>> start

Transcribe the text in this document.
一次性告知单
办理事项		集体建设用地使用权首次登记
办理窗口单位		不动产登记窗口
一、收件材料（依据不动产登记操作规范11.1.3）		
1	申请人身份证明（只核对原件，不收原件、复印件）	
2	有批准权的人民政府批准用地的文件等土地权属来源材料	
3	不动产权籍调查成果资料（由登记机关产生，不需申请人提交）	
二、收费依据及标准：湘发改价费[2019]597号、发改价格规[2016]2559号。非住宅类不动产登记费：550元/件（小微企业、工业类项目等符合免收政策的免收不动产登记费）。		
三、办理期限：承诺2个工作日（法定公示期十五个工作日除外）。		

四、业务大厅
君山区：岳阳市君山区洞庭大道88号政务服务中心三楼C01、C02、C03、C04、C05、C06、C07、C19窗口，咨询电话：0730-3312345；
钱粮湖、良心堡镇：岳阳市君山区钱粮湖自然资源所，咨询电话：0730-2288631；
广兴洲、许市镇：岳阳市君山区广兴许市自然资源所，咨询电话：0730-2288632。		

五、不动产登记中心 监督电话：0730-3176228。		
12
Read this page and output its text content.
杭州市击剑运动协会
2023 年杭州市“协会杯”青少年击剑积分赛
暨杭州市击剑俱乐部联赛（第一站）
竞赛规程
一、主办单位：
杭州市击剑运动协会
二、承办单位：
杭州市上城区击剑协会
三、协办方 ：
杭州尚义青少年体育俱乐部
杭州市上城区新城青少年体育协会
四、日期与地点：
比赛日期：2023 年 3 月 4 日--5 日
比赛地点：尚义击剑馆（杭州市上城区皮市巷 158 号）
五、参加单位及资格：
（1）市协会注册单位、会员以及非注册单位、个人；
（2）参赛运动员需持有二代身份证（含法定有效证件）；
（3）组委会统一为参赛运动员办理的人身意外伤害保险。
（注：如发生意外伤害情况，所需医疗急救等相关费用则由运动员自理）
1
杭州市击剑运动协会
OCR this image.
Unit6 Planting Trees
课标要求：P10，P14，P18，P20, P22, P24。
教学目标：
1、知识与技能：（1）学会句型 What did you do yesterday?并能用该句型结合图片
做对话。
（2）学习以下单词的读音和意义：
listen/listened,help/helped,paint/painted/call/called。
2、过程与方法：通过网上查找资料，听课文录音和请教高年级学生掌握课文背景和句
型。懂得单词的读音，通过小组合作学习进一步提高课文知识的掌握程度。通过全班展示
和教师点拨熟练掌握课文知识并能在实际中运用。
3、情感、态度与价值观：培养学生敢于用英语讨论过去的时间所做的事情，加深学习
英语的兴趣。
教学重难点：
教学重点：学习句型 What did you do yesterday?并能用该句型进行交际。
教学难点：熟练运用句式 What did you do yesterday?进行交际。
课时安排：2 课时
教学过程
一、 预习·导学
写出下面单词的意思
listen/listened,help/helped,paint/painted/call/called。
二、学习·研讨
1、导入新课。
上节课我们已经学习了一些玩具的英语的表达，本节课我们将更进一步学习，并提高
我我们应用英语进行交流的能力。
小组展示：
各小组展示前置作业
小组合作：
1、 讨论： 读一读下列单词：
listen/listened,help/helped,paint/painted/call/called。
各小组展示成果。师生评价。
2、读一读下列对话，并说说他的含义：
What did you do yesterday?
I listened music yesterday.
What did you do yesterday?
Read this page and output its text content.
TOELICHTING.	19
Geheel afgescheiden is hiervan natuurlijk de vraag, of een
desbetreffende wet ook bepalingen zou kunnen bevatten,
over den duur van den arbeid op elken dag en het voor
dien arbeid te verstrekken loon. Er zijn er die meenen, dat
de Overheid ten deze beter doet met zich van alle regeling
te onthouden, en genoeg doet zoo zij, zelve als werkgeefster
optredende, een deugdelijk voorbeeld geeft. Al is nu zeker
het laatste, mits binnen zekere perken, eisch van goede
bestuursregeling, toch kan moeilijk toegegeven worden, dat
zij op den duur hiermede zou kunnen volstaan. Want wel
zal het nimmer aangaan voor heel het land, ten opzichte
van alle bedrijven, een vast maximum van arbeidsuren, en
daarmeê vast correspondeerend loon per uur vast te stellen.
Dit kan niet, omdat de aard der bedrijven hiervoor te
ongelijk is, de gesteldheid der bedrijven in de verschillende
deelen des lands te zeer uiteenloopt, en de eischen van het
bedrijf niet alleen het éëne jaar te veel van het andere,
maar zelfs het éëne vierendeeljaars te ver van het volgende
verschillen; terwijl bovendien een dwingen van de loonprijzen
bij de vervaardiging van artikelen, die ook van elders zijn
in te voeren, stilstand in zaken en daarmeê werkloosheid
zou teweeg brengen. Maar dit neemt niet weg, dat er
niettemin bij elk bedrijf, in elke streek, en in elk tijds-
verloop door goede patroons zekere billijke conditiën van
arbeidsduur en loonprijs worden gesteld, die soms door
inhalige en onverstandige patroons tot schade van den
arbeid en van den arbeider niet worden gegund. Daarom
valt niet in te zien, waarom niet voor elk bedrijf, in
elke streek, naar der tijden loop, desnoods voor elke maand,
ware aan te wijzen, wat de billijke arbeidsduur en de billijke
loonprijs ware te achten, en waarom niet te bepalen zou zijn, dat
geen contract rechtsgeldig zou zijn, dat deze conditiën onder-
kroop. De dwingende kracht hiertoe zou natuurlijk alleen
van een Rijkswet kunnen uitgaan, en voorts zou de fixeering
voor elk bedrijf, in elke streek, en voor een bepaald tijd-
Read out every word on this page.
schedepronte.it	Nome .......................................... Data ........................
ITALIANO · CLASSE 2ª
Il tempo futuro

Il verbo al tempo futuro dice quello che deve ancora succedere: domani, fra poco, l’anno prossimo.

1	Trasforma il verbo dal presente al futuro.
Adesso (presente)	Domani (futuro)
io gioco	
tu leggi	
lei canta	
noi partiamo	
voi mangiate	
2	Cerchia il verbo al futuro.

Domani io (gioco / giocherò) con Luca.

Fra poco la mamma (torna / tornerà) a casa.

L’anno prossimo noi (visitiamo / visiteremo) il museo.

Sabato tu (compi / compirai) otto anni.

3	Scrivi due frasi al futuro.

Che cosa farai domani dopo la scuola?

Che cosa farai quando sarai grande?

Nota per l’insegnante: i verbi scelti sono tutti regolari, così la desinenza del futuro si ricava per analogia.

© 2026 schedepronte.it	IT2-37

>> end

- **Given instruction**
Pull every line containing the word "What" out of the entries above.

- **Output of the task**
1、知识与技能：（1）学会句型 What did you do yesterday?并能用该句型结合图片
教学重点：学习句型 What did you do yesterday?并能用该句型进行交际。
教学难点：熟练运用句式 What did you do yesterday?进行交际。
What did you do yesterday?
What did you do yesterday?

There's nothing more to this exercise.